→ Written exercise: Render each line of the data below as a Markdown table with the columns "Row" and "Line", numbering the rows in order and omitting any blank lines.

→ Task input:
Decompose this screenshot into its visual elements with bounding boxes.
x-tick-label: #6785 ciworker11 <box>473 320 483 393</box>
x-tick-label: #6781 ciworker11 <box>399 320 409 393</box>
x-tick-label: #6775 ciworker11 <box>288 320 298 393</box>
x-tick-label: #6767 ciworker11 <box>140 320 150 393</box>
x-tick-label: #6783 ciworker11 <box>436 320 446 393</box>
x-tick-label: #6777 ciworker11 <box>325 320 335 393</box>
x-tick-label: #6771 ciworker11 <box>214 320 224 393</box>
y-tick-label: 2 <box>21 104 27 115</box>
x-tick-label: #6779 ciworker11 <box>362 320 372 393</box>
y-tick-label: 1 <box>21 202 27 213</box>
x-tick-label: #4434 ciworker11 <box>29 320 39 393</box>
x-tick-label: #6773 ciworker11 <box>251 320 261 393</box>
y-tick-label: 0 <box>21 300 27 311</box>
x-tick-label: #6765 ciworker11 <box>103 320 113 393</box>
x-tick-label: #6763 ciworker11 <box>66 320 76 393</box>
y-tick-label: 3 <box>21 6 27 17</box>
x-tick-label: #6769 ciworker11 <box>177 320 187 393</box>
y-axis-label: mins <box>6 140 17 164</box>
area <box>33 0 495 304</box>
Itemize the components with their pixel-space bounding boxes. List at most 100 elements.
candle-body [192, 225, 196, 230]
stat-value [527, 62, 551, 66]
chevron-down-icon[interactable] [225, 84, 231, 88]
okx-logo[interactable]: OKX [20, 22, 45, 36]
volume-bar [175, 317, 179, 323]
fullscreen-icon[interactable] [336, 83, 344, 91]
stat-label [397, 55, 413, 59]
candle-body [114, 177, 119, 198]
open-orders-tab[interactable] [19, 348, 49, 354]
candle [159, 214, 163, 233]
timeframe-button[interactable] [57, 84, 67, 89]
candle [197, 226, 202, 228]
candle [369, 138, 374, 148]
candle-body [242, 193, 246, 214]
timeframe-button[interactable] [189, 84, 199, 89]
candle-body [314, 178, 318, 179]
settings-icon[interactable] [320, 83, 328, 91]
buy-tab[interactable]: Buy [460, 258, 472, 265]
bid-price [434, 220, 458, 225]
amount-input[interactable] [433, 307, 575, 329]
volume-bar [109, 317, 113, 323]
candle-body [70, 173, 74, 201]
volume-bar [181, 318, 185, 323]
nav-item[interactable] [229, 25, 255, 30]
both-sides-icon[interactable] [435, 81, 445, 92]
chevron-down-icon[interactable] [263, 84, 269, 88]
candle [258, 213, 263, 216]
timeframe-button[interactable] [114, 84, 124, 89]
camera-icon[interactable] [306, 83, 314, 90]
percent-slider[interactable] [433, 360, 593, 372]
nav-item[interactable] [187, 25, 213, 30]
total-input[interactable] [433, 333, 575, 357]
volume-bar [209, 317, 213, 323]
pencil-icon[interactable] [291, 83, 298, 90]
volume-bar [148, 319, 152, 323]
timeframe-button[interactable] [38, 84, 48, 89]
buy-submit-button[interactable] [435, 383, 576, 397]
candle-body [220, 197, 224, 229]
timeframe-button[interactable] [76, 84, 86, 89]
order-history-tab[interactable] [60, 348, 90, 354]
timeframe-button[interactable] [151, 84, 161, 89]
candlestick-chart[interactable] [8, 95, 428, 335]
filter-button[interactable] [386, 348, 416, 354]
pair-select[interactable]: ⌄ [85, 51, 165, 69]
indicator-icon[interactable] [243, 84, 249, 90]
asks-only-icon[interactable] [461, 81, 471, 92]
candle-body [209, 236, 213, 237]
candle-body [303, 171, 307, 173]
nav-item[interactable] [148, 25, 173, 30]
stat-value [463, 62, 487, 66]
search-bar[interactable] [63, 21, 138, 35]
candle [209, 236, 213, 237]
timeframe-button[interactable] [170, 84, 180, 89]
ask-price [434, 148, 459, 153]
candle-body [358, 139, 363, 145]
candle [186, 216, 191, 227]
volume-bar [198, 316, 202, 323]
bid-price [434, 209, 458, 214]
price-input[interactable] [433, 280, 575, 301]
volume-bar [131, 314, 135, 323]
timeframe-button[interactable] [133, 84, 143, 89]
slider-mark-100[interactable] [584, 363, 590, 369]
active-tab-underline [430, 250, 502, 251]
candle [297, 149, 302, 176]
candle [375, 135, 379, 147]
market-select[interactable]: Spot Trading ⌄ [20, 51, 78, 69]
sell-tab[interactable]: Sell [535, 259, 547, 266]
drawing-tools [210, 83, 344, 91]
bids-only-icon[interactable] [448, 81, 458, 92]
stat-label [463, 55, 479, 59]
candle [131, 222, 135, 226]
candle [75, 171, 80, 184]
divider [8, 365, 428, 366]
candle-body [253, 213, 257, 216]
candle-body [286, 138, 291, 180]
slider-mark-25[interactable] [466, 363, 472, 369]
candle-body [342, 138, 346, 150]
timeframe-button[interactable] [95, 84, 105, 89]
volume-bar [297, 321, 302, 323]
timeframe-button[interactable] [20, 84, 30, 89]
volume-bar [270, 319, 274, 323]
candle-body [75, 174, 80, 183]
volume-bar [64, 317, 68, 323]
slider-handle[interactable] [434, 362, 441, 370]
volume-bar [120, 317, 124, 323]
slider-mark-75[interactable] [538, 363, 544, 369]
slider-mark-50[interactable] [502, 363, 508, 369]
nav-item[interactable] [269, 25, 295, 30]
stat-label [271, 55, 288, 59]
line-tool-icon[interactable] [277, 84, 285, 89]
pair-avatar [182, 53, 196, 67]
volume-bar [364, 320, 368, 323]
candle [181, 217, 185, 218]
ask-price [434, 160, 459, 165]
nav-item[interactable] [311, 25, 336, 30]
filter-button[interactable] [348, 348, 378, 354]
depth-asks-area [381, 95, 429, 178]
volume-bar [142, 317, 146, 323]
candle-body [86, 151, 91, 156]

→ Response to this exercise:
| Row | Line |
|---|---|
| 1 | Decompose this screenshot into its visual elements with bounding boxes. |
| 2 | x-tick-label: #6785 ciworker11 <box>473 320 483 393</box> |
| 3 | x-tick-label: #6781 ciworker11 <box>399 320 409 393</box> |
| 4 | x-tick-label: #6775 ciworker11 <box>288 320 298 393</box> |
| 5 | x-tick-label: #6767 ciworker11 <box>140 320 150 393</box> |
| 6 | x-tick-label: #6783 ciworker11 <box>436 320 446 393</box> |
| 7 | x-tick-label: #6777 ciworker11 <box>325 320 335 393</box> |
| 8 | x-tick-label: #6771 ciworker11 <box>214 320 224 393</box> |
| 9 | y-tick-label: 2 <box>21 104 27 115</box> |
| 10 | x-tick-label: #6779 ciworker11 <box>362 320 372 393</box> |
| 11 | y-tick-label: 1 <box>21 202 27 213</box> |
| 12 | x-tick-label: #4434 ciworker11 <box>29 320 39 393</box> |
| 13 | x-tick-label: #6773 ciworker11 <box>251 320 261 393</box> |
| 14 | y-tick-label: 0 <box>21 300 27 311</box> |
| 15 | x-tick-label: #6765 ciworker11 <box>103 320 113 393</box> |
| 16 | x-tick-label: #6763 ciworker11 <box>66 320 76 393</box> |
| 17 | y-tick-label: 3 <box>21 6 27 17</box> |
| 18 | x-tick-label: #6769 ciworker11 <box>177 320 187 393</box> |
| 19 | y-axis-label: mins <box>6 140 17 164</box> |
| 20 | area <box>33 0 495 304</box> |
| 21 | Itemize the components with their pixel-space bounding boxes. List at most 100 elements. |
| 22 | candle-body [192, 225, 196, 230] |
| 23 | stat-value [527, 62, 551, 66] |
| 24 | chevron-down-icon[interactable] [225, 84, 231, 88] |
| 25 | okx-logo[interactable]: OKX [20, 22, 45, 36] |
| 26 | volume-bar [175, 317, 179, 323] |
| 27 | fullscreen-icon[interactable] [336, 83, 344, 91] |
| 28 | stat-label [397, 55, 413, 59] |
| 29 | candle-body [114, 177, 119, 198] |
| 30 | open-orders-tab[interactable] [19, 348, 49, 354] |
| 31 | candle [159, 214, 163, 233] |
| 32 | timeframe-button[interactable] [57, 84, 67, 89] |
| 33 | candle [197, 226, 202, 228] |
| 34 | candle [369, 138, 374, 148] |
| 35 | candle-body [242, 193, 246, 214] |
| 36 | timeframe-button[interactable] [189, 84, 199, 89] |
| 37 | candle-body [314, 178, 318, 179] |
| 38 | settings-icon[interactable] [320, 83, 328, 91] |
| 39 | buy-tab[interactable]: Buy [460, 258, 472, 265] |
| 40 | bid-price [434, 220, 458, 225] |
| 41 | amount-input[interactable] [433, 307, 575, 329] |
| 42 | volume-bar [109, 317, 113, 323] |
| 43 | candle-body [70, 173, 74, 201] |
| 44 | volume-bar [181, 318, 185, 323] |
| 45 | nav-item[interactable] [229, 25, 255, 30] |
| 46 | both-sides-icon[interactable] [435, 81, 445, 92] |
| 47 | chevron-down-icon[interactable] [263, 84, 269, 88] |
| 48 | candle [258, 213, 263, 216] |
| 49 | timeframe-button[interactable] [114, 84, 124, 89] |
| 50 | camera-icon[interactable] [306, 83, 314, 90] |
| 51 | percent-slider[interactable] [433, 360, 593, 372] |
| 52 | nav-item[interactable] [187, 25, 213, 30] |
| 53 | total-input[interactable] [433, 333, 575, 357] |
| 54 | volume-bar [209, 317, 213, 323] |
| 55 | pencil-icon[interactable] [291, 83, 298, 90] |
| 56 | volume-bar [148, 319, 152, 323] |
| 57 | timeframe-button[interactable] [38, 84, 48, 89] |
| 58 | buy-submit-button[interactable] [435, 383, 576, 397] |
| 59 | candle-body [220, 197, 224, 229] |
| 60 | timeframe-button[interactable] [76, 84, 86, 89] |
| 61 | order-history-tab[interactable] [60, 348, 90, 354] |
| 62 | timeframe-button[interactable] [151, 84, 161, 89] |
| 63 | candlestick-chart[interactable] [8, 95, 428, 335] |
| 64 | filter-button[interactable] [386, 348, 416, 354] |
| 65 | pair-select[interactable]: ⌄ [85, 51, 165, 69] |
| 66 | indicator-icon[interactable] [243, 84, 249, 90] |
| 67 | asks-only-icon[interactable] [461, 81, 471, 92] |
| 68 | candle-body [209, 236, 213, 237] |
| 69 | candle-body [303, 171, 307, 173] |
| 70 | nav-item[interactable] [148, 25, 173, 30] |
| 71 | stat-value [463, 62, 487, 66] |
| 72 | search-bar[interactable] [63, 21, 138, 35] |
| 73 | candle [209, 236, 213, 237] |
| 74 | timeframe-button[interactable] [170, 84, 180, 89] |
| 75 | ask-price [434, 148, 459, 153] |
| 76 | candle-body [358, 139, 363, 145] |
| 77 | candle [186, 216, 191, 227] |
| 78 | volume-bar [198, 316, 202, 323] |
| 79 | bid-price [434, 209, 458, 214] |
| 80 | price-input[interactable] [433, 280, 575, 301] |
| 81 | volume-bar [131, 314, 135, 323] |
| 82 | timeframe-button[interactable] [133, 84, 143, 89] |
| 83 | slider-mark-100[interactable] [584, 363, 590, 369] |
| 84 | active-tab-underline [430, 250, 502, 251] |
| 85 | candle [297, 149, 302, 176] |
| 86 | candle [375, 135, 379, 147] |
| 87 | market-select[interactable]: Spot Trading ⌄ [20, 51, 78, 69] |
| 88 | sell-tab[interactable]: Sell [535, 259, 547, 266] |
| 89 | drawing-tools [210, 83, 344, 91] |
| 90 | bids-only-icon[interactable] [448, 81, 458, 92] |
| 91 | stat-label [463, 55, 479, 59] |
| 92 | candle [131, 222, 135, 226] |
| 93 | candle [75, 171, 80, 184] |
| 94 | divider [8, 365, 428, 366] |
| 95 | candle-body [253, 213, 257, 216] |
| 96 | candle-body [286, 138, 291, 180] |
| 97 | slider-mark-25[interactable] [466, 363, 472, 369] |
| 98 | candle-body [342, 138, 346, 150] |
| 99 | timeframe-button[interactable] [95, 84, 105, 89] |
| 100 | volume-bar [297, 321, 302, 323] |
| 101 | timeframe-button[interactable] [20, 84, 30, 89] |
| 102 | volume-bar [270, 319, 274, 323] |
| 103 | candle-body [75, 174, 80, 183] |
| 104 | volume-bar [64, 317, 68, 323] |
| 105 | slider-handle[interactable] [434, 362, 441, 370] |
| 106 | volume-bar [120, 317, 124, 323] |
| 107 | slider-mark-75[interactable] [538, 363, 544, 369] |
| 108 | slider-mark-50[interactable] [502, 363, 508, 369] |
| 109 | nav-item[interactable] [269, 25, 295, 30] |
| 110 | stat-label [271, 55, 288, 59] |
| 111 | line-tool-icon[interactable] [277, 84, 285, 89] |
| 112 | pair-avatar [182, 53, 196, 67] |
| 113 | volume-bar [364, 320, 368, 323] |
| 114 | candle [181, 217, 185, 218] |
| 115 | ask-price [434, 160, 459, 165] |
| 116 | nav-item[interactable] [311, 25, 336, 30] |
| 117 | filter-button[interactable] [348, 348, 378, 354] |
| 118 | depth-asks-area [381, 95, 429, 178] |
| 119 | volume-bar [142, 317, 146, 323] |
| 120 | candle-body [86, 151, 91, 156] |